§ Set exercise
Copy out every line that contains "icon".

================================

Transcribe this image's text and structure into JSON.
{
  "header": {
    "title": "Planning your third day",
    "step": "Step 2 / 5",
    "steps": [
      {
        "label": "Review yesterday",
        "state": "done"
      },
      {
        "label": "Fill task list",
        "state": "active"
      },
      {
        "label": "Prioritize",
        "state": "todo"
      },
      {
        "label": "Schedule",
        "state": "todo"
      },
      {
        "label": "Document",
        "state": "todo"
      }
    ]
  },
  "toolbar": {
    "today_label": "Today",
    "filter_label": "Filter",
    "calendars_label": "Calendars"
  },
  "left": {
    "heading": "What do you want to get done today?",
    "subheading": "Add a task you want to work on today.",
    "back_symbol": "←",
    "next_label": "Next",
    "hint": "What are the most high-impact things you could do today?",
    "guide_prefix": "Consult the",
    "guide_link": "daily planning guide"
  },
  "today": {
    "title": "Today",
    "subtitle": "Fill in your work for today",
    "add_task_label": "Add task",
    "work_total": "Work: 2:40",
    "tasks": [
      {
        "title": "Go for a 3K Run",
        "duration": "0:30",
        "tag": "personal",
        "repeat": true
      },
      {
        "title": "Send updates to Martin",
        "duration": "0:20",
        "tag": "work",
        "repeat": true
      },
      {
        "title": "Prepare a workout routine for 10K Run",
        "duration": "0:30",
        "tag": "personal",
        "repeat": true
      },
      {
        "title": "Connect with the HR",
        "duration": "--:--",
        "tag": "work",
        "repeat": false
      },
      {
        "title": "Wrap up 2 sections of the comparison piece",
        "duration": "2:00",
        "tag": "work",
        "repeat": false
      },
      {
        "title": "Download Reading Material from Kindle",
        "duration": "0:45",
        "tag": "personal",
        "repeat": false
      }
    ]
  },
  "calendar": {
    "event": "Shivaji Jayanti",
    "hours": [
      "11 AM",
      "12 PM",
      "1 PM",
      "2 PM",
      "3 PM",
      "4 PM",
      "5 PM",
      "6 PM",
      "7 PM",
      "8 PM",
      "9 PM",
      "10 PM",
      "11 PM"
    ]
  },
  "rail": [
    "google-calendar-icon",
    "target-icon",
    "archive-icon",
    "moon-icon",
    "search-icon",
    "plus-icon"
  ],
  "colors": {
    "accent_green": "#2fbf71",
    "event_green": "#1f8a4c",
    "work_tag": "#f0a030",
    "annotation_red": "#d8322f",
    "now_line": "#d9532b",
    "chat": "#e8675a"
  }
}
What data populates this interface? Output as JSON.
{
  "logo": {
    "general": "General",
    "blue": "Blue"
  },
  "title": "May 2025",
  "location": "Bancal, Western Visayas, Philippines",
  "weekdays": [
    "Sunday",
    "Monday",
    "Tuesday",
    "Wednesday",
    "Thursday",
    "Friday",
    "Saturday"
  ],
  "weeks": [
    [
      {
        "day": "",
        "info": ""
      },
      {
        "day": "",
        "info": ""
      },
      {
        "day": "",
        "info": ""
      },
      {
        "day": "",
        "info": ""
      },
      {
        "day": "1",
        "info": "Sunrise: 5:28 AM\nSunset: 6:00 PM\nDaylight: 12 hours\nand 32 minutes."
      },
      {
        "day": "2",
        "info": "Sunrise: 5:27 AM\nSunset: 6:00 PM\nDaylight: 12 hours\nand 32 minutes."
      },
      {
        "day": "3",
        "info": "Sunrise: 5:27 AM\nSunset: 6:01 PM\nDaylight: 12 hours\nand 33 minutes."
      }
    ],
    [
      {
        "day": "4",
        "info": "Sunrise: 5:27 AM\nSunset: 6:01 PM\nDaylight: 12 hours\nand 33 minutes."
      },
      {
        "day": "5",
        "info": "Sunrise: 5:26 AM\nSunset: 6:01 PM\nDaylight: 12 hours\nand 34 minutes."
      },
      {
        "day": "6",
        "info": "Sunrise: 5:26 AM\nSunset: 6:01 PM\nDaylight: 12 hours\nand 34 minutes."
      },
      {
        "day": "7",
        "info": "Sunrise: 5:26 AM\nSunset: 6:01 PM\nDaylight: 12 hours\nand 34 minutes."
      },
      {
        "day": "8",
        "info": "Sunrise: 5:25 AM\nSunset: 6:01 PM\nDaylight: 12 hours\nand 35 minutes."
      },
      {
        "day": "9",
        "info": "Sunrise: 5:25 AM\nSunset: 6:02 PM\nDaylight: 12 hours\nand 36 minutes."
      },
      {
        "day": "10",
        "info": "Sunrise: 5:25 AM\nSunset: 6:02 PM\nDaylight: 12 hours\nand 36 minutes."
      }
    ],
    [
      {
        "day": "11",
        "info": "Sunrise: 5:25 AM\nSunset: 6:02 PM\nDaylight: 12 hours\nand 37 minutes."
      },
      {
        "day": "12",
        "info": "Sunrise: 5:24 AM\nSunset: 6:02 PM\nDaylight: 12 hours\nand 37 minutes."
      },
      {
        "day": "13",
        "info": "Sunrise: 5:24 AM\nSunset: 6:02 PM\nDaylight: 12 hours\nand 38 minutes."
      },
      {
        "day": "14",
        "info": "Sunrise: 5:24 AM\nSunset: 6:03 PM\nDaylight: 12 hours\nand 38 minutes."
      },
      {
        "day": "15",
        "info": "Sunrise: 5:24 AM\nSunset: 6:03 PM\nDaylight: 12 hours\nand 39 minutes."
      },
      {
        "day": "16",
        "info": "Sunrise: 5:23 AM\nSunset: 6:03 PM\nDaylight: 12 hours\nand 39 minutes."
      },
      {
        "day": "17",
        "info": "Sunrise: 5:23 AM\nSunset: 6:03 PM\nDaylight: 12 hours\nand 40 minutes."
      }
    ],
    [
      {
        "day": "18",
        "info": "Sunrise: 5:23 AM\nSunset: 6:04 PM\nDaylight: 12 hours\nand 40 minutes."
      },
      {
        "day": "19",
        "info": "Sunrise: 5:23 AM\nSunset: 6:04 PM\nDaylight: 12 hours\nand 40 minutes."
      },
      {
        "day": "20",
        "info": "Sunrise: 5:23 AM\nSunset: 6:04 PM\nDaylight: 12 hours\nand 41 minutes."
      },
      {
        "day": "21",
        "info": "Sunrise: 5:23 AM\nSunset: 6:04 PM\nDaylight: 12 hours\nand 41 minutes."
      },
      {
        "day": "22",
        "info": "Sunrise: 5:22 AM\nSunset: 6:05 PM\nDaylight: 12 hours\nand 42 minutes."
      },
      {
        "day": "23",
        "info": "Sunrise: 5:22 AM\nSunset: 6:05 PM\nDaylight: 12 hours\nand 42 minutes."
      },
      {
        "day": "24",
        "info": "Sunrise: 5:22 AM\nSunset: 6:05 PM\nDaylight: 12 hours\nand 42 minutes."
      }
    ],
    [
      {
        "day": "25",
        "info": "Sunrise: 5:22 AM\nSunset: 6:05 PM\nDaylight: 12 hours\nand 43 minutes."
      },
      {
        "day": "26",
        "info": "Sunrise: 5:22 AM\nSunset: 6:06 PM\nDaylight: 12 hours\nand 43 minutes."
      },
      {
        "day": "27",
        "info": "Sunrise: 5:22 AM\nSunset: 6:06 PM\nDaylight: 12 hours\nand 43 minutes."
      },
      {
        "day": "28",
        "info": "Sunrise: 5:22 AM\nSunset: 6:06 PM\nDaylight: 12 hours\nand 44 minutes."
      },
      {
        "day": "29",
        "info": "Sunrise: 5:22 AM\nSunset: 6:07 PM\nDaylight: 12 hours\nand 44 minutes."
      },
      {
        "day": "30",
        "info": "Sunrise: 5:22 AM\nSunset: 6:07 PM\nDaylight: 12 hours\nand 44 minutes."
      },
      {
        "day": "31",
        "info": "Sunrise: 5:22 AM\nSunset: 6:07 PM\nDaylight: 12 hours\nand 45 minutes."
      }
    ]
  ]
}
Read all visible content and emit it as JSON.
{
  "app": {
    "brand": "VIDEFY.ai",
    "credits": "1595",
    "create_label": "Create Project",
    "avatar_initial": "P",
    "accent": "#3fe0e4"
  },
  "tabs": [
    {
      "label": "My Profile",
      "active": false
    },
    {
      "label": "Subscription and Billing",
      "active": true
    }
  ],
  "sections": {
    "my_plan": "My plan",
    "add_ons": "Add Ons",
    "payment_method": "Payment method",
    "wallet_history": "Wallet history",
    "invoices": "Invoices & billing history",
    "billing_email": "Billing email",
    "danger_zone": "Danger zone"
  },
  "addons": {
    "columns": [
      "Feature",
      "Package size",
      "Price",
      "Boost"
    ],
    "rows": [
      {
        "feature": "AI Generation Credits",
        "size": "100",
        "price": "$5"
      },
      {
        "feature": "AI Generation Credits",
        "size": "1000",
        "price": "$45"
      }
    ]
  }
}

================================

§ Answer for this exercise
    "google-calendar-icon",
    "target-icon",
    "archive-icon",
    "moon-icon",
    "search-icon",
    "plus-icon"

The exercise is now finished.